Task to complete - Return the lines that run from the line containing "Extract the structured" through the end of the entries, both ends included. Leave out all pictures.

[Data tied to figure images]
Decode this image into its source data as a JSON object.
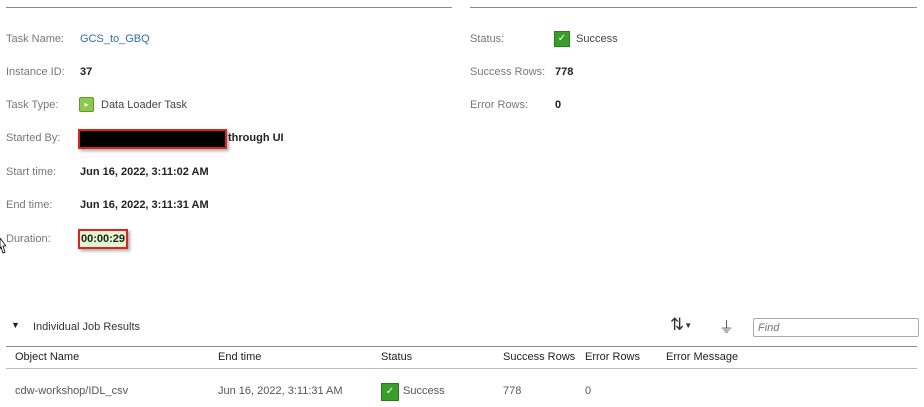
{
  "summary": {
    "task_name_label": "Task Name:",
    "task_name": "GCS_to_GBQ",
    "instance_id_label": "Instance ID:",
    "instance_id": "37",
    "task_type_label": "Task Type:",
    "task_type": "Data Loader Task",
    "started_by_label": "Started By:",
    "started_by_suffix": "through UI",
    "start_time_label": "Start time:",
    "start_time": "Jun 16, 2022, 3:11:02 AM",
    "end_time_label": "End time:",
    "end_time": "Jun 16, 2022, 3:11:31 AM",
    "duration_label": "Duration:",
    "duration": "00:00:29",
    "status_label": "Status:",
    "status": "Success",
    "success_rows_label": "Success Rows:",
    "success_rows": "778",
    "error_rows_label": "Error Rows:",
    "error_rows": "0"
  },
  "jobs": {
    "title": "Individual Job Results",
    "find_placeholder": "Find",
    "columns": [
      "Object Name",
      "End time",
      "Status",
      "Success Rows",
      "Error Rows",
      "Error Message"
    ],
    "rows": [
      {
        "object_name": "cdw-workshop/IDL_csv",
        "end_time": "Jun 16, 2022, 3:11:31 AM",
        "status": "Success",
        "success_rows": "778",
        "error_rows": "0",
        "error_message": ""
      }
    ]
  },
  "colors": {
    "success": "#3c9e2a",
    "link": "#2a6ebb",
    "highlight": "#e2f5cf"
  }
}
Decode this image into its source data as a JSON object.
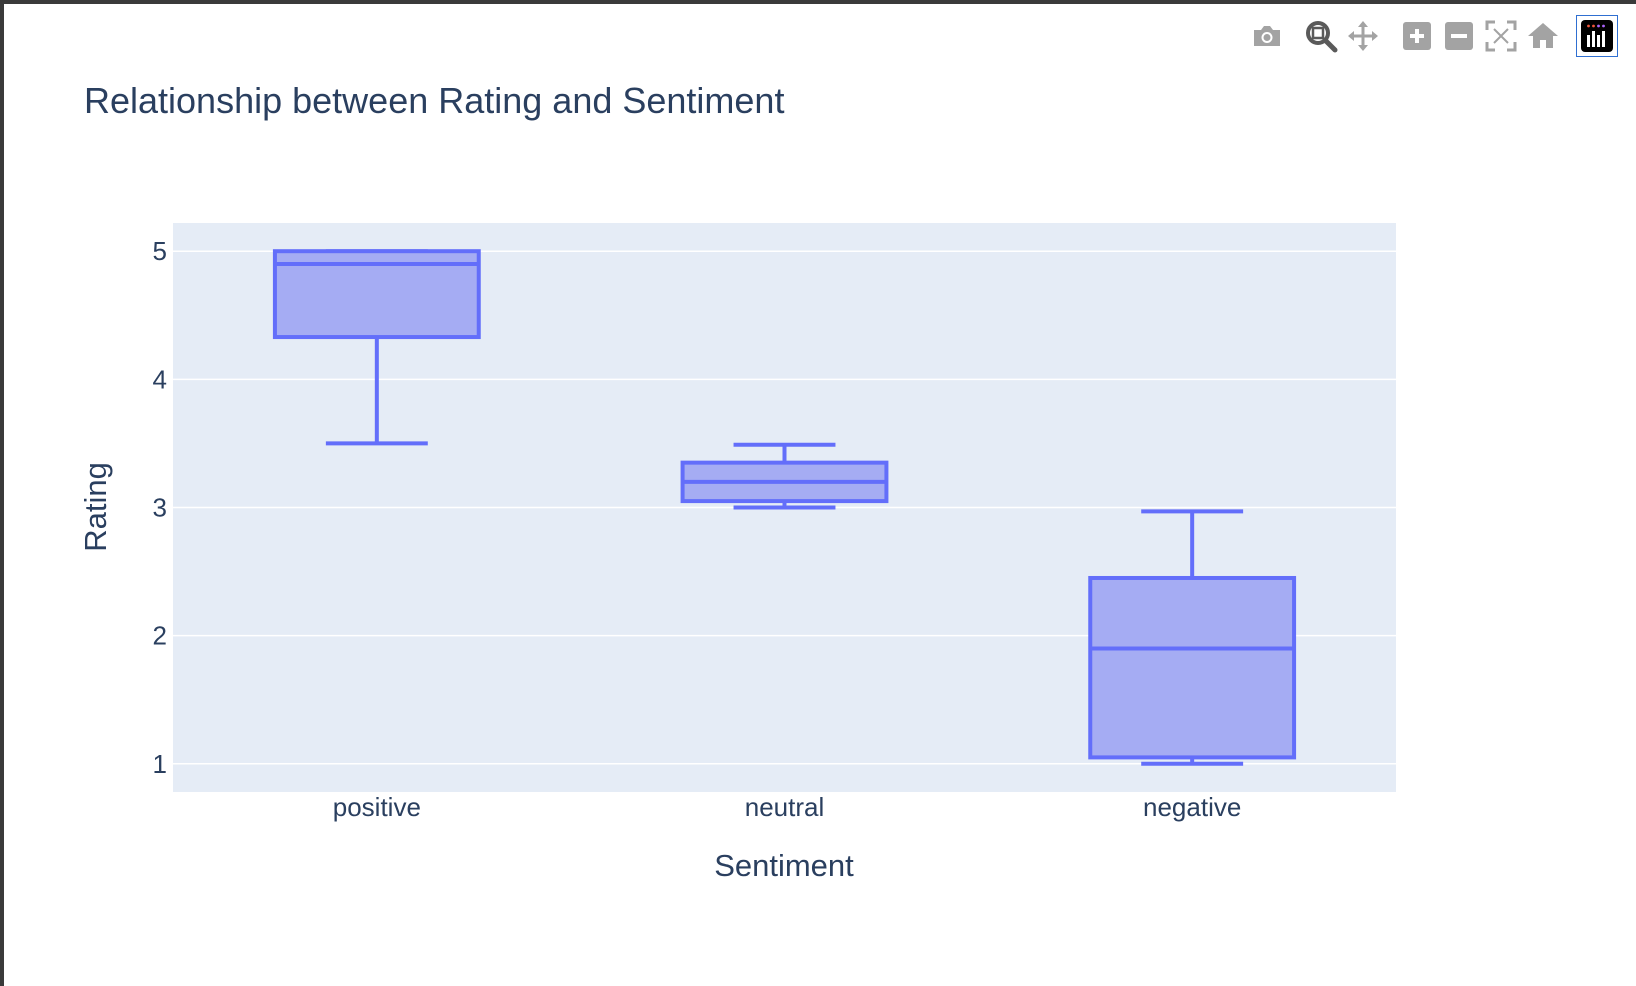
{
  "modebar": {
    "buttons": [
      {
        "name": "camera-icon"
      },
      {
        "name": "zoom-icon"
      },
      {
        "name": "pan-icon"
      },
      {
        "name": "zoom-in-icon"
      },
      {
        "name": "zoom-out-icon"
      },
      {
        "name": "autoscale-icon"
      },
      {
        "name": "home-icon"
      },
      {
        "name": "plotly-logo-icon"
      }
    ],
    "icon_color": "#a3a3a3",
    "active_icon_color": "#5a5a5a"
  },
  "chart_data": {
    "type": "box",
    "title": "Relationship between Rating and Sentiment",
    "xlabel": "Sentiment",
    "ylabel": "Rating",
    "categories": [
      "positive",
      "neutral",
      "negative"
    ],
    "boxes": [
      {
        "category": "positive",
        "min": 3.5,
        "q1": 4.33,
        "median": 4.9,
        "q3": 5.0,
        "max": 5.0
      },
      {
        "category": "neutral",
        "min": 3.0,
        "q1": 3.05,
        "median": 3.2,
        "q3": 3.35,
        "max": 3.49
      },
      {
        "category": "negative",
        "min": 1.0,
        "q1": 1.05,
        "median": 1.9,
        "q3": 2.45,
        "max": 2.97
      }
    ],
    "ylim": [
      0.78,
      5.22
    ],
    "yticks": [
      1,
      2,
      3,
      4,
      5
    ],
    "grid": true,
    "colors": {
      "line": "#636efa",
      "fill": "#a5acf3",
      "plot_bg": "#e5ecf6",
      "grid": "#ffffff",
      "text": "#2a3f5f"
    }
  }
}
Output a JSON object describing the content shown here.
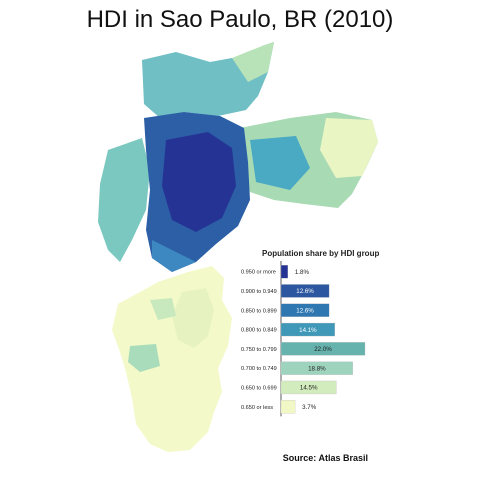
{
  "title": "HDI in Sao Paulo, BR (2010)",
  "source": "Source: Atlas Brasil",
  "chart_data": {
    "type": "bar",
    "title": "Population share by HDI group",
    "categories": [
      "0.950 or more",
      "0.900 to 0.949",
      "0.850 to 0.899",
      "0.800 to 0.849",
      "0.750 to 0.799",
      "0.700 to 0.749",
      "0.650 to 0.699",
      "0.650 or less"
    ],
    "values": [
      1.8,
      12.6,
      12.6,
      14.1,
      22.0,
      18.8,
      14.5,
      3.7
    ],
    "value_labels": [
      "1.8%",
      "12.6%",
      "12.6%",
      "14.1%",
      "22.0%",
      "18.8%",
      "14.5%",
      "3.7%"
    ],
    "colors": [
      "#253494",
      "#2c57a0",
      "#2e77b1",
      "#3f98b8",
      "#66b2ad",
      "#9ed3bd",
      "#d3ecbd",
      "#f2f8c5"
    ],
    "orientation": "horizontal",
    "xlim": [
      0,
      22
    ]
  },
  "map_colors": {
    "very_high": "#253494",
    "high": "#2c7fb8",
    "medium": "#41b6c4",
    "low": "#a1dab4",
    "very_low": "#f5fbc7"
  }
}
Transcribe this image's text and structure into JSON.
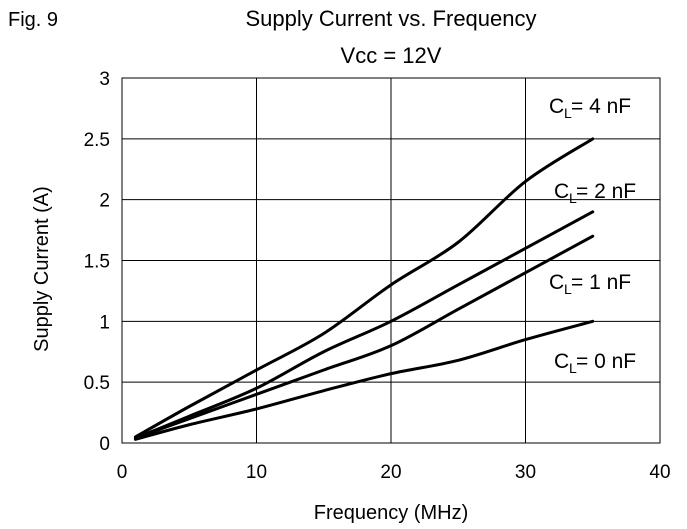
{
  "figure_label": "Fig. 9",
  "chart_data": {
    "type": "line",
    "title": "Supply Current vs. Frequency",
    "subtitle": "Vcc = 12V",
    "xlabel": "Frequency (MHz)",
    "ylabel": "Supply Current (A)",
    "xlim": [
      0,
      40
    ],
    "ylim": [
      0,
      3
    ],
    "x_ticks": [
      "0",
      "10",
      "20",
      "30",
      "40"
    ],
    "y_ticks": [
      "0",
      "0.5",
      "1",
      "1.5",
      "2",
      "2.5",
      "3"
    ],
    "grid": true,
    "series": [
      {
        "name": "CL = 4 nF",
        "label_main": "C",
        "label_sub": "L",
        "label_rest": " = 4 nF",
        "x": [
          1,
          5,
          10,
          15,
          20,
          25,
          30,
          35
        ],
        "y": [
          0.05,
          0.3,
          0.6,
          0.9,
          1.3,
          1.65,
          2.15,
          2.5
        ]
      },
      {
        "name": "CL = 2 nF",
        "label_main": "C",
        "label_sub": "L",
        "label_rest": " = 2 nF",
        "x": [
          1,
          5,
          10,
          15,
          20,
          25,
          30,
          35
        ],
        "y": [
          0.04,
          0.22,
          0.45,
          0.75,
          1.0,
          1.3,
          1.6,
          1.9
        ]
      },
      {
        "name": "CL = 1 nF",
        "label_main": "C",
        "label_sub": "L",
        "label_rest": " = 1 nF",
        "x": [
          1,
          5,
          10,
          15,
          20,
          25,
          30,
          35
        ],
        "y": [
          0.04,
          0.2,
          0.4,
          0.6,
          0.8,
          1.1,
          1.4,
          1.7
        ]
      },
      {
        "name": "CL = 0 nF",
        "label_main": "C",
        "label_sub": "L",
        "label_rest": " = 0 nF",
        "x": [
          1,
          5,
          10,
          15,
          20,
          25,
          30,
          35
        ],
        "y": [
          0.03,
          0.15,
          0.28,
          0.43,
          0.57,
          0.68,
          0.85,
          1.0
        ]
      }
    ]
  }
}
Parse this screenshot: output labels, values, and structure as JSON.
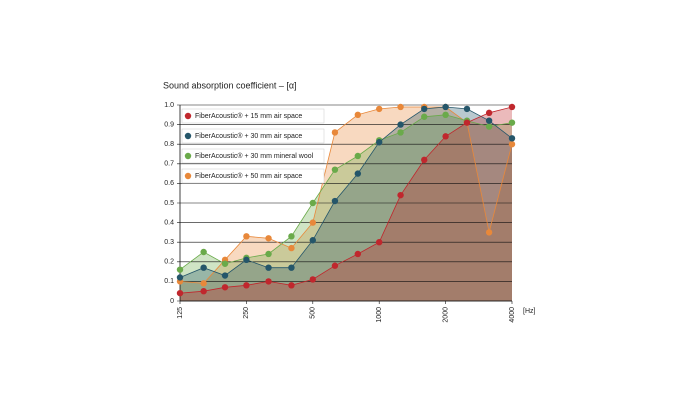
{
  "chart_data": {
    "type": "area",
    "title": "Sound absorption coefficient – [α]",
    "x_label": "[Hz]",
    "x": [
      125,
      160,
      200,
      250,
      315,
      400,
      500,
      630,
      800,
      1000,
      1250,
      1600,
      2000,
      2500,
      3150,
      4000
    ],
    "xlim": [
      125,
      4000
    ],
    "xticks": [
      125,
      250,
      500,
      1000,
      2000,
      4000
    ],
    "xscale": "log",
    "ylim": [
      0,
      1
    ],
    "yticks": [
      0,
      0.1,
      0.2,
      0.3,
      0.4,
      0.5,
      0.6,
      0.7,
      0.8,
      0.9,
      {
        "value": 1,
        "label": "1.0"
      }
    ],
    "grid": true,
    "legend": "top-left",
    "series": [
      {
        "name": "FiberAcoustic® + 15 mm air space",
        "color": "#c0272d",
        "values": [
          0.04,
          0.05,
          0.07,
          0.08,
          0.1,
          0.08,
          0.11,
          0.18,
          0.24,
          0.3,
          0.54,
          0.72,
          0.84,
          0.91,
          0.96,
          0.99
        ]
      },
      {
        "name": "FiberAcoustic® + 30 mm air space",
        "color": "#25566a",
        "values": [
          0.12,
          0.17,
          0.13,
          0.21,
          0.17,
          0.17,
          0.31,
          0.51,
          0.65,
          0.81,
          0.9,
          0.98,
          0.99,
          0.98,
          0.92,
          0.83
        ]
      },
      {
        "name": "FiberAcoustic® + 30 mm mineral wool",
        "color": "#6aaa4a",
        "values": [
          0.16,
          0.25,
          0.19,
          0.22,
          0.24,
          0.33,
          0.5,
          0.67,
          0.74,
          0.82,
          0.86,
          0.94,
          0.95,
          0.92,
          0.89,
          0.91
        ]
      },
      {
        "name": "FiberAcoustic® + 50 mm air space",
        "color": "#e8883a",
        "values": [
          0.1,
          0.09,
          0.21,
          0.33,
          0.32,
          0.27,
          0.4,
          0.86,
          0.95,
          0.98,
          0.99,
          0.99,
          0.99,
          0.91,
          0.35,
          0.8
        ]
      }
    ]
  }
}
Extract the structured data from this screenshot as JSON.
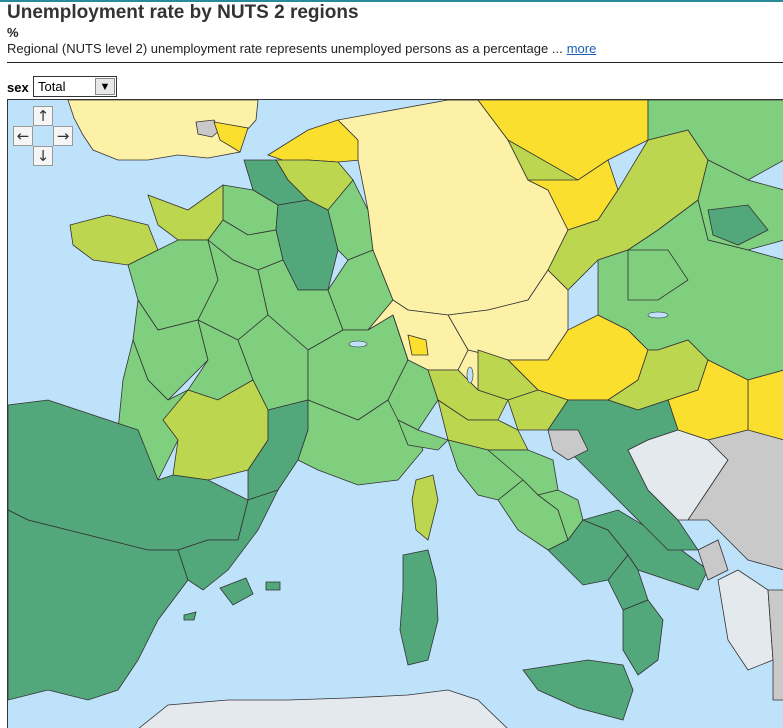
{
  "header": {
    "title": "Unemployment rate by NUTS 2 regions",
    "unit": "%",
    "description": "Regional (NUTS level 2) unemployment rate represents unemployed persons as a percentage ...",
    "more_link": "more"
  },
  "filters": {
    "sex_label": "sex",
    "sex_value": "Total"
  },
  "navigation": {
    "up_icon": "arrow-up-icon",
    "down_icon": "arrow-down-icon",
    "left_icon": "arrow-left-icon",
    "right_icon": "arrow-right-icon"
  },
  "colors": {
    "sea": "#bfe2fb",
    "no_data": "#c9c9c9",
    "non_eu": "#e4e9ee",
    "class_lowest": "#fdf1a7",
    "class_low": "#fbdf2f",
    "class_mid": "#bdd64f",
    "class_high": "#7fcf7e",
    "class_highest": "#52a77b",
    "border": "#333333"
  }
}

Expected output -
Extract the structured data from this screenshot as JSON.
{
  "header": {
    "title": "Unemployment rate by NUTS 2 regions",
    "unit": "%",
    "description": "Regional (NUTS level 2) unemployment rate represents unemployed persons as a percentage ...",
    "more_link": "more"
  },
  "filters": {
    "sex_label": "sex",
    "sex_value": "Total"
  },
  "navigation": {
    "up_icon": "arrow-up-icon",
    "down_icon": "arrow-down-icon",
    "left_icon": "arrow-left-icon",
    "right_icon": "arrow-right-icon"
  },
  "colors": {
    "sea": "#bfe2fb",
    "no_data": "#c9c9c9",
    "non_eu": "#e4e9ee",
    "class_lowest": "#fdf1a7",
    "class_low": "#fbdf2f",
    "class_mid": "#bdd64f",
    "class_high": "#7fcf7e",
    "class_highest": "#52a77b",
    "border": "#333333"
  }
}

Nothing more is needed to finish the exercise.